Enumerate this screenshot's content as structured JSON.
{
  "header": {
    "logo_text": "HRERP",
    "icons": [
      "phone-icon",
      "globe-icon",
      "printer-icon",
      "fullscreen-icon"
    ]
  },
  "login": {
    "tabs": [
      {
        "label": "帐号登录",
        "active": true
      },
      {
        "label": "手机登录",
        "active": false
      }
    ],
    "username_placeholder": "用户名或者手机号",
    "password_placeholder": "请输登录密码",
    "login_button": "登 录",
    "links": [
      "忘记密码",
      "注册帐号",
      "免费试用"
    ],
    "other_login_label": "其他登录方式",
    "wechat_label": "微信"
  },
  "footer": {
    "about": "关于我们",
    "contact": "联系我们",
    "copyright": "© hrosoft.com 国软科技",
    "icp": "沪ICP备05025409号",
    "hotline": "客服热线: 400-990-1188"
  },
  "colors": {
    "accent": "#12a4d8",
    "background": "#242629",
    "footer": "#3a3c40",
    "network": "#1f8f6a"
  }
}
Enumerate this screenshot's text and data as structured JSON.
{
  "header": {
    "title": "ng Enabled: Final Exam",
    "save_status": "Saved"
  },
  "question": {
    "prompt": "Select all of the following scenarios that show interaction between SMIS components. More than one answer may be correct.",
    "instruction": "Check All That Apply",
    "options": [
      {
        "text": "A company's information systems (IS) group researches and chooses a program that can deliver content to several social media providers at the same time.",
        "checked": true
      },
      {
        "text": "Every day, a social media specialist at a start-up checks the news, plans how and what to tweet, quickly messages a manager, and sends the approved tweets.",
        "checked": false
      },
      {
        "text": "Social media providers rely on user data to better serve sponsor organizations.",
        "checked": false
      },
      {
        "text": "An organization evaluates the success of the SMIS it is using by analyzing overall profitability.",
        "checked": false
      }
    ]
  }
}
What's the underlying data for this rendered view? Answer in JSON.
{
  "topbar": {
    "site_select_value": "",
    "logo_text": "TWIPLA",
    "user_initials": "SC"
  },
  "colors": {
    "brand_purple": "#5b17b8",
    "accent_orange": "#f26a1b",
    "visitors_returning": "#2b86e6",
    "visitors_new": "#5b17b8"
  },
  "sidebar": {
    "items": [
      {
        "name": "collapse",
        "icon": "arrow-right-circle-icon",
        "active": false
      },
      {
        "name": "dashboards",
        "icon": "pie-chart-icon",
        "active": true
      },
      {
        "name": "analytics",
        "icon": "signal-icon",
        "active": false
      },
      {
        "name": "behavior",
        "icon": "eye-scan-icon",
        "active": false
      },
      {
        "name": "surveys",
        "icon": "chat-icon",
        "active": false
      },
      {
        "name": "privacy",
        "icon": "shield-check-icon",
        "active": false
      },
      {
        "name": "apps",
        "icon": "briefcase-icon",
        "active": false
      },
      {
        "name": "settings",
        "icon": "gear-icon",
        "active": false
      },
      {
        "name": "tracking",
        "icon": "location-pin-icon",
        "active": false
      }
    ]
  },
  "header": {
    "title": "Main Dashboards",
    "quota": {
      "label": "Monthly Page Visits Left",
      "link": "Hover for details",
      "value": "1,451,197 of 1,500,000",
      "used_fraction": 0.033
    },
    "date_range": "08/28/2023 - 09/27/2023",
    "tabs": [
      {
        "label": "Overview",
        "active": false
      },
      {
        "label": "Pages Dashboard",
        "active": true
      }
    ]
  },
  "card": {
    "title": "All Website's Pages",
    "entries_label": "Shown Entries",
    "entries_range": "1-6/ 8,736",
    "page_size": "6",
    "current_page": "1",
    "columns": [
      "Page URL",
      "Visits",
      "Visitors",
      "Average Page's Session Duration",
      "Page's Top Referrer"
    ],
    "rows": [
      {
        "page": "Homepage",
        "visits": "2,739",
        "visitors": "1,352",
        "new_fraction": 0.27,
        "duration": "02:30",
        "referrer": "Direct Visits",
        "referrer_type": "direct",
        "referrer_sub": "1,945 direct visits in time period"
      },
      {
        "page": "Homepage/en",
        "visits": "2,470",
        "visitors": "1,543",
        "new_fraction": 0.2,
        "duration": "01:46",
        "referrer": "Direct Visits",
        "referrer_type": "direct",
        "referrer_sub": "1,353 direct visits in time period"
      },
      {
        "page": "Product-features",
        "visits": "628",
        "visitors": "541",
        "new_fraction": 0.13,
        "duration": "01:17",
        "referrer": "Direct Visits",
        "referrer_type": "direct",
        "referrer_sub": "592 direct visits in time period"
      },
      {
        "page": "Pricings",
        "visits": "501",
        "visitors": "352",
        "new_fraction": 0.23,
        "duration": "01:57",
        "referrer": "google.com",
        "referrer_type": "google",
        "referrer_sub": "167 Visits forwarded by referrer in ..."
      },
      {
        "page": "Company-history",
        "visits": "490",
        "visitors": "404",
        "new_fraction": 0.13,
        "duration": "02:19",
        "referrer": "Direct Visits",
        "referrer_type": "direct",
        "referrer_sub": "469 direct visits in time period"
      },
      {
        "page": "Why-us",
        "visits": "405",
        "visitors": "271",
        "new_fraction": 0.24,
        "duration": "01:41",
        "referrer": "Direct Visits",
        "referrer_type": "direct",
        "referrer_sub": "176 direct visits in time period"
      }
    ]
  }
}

§ **What is expected**
Give every line of the material that includes the string "screenshot".

§ **Completed task**
Enumerate this screenshot's content as structured JSON.
Enumerate this screenshot's text and data as structured JSON.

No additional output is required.